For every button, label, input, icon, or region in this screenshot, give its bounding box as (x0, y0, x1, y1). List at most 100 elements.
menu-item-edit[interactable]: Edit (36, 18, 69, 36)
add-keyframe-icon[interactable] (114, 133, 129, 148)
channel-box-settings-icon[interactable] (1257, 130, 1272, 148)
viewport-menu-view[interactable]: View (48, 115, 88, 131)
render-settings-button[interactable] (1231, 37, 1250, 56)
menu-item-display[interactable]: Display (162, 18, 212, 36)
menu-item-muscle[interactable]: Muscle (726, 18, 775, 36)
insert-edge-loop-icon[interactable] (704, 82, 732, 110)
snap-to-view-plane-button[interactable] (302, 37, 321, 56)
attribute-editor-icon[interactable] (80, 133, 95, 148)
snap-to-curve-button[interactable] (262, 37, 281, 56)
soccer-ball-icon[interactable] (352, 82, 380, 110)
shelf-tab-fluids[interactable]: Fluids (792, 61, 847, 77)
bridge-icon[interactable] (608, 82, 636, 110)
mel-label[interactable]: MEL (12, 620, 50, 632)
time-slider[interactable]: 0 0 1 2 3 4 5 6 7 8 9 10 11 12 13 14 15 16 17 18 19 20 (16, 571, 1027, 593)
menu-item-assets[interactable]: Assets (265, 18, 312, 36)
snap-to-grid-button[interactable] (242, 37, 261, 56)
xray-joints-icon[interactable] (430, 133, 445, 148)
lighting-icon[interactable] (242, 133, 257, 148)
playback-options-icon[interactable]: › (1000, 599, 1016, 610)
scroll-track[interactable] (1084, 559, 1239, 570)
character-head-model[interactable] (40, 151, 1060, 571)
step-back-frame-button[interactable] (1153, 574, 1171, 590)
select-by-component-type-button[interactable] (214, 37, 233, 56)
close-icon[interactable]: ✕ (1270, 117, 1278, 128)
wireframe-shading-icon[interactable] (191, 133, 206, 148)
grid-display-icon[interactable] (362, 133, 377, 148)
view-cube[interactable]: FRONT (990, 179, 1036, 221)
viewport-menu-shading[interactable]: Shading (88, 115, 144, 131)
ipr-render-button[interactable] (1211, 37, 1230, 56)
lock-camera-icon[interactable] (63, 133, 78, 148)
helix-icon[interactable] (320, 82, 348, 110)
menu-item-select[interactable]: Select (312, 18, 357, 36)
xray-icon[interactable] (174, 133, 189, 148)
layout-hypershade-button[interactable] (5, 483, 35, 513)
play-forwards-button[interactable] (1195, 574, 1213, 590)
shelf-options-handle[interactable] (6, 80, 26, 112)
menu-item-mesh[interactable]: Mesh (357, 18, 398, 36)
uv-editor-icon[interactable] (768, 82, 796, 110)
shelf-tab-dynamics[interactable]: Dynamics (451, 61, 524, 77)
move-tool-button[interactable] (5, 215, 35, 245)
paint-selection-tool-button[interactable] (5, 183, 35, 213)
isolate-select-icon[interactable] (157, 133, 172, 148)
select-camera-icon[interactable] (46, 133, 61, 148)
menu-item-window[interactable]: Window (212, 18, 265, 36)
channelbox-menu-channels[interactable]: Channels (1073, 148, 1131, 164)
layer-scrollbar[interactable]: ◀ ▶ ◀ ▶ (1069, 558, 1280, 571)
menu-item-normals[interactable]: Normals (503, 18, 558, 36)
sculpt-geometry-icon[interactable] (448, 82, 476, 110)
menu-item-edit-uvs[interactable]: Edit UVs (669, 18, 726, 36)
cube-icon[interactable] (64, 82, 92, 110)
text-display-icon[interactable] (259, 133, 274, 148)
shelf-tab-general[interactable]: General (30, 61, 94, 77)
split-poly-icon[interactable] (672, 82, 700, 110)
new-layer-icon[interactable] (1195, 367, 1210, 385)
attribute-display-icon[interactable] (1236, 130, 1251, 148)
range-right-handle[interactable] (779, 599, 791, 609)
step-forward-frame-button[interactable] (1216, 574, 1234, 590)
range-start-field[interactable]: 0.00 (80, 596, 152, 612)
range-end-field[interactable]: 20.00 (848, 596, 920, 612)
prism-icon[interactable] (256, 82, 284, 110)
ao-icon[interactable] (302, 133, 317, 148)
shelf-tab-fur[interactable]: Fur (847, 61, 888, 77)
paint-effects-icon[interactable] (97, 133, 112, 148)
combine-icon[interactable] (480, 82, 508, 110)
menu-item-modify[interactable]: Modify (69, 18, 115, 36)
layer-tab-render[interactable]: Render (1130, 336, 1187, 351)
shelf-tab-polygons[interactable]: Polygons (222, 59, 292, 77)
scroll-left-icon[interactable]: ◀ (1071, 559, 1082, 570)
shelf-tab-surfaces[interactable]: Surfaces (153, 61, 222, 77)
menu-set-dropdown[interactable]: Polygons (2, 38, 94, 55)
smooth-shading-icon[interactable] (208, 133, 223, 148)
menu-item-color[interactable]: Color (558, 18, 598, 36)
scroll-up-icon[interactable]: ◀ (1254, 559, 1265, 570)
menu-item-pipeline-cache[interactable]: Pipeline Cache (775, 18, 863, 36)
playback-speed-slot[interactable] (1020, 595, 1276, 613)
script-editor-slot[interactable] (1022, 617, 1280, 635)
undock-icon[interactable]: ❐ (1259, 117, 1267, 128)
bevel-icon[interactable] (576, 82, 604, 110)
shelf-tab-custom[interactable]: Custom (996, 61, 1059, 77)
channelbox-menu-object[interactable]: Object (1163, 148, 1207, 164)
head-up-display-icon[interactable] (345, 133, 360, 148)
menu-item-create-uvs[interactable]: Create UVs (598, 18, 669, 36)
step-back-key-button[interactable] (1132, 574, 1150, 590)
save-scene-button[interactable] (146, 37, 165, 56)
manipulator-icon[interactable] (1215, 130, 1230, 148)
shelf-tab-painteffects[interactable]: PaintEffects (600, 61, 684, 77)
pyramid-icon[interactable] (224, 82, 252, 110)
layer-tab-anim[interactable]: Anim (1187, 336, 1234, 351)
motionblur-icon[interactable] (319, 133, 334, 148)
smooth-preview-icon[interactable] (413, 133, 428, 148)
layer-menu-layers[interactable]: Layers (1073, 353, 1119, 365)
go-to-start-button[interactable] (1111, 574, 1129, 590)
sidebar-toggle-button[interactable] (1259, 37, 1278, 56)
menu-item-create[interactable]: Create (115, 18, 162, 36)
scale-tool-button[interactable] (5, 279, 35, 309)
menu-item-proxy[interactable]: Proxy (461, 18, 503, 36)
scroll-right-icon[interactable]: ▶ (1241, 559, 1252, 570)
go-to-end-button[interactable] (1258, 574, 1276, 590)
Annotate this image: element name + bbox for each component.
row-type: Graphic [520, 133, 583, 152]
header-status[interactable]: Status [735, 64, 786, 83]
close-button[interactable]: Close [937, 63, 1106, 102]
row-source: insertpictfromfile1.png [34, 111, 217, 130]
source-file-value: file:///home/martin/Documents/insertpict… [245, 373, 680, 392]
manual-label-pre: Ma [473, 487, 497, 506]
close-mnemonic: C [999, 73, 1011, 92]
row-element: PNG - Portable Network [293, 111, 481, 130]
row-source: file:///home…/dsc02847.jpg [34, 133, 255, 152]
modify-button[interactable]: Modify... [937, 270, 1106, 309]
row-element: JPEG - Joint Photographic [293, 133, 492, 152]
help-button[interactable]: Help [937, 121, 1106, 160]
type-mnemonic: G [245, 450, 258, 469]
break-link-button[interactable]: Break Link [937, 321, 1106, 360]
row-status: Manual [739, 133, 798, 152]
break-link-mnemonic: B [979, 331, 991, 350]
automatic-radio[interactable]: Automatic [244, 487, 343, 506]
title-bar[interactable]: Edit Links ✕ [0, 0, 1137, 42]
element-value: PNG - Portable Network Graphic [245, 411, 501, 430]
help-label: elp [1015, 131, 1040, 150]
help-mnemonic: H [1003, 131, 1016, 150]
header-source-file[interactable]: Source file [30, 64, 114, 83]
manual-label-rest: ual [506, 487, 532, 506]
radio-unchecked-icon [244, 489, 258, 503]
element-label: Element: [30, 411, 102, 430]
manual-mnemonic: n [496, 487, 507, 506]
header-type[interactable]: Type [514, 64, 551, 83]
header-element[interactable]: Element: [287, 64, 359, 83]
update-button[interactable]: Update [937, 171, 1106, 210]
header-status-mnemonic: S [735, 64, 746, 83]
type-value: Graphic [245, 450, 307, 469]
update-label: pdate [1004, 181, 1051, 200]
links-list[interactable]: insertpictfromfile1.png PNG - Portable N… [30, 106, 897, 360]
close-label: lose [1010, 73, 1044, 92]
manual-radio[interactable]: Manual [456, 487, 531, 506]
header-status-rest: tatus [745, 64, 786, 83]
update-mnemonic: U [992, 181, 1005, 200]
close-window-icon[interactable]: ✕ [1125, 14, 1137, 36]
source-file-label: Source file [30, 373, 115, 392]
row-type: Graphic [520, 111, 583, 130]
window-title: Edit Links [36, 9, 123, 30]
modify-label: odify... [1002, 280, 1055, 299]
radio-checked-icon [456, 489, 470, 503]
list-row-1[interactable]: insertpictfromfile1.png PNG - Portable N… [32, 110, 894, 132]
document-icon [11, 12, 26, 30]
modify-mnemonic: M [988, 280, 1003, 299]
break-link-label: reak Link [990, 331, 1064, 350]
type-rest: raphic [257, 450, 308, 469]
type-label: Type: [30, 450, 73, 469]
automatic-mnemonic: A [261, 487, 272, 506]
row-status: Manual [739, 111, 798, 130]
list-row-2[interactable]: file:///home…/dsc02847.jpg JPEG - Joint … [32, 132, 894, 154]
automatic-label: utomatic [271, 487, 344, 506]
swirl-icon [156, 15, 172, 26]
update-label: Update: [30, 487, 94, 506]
━━━━
• _Task objective_:
Return every line of the entries that contains the string "camera", and treat case as significant.

• _Solution to this task_:
lock-camera-icon[interactable] (63, 133, 78, 148)
select-camera-icon[interactable] (46, 133, 61, 148)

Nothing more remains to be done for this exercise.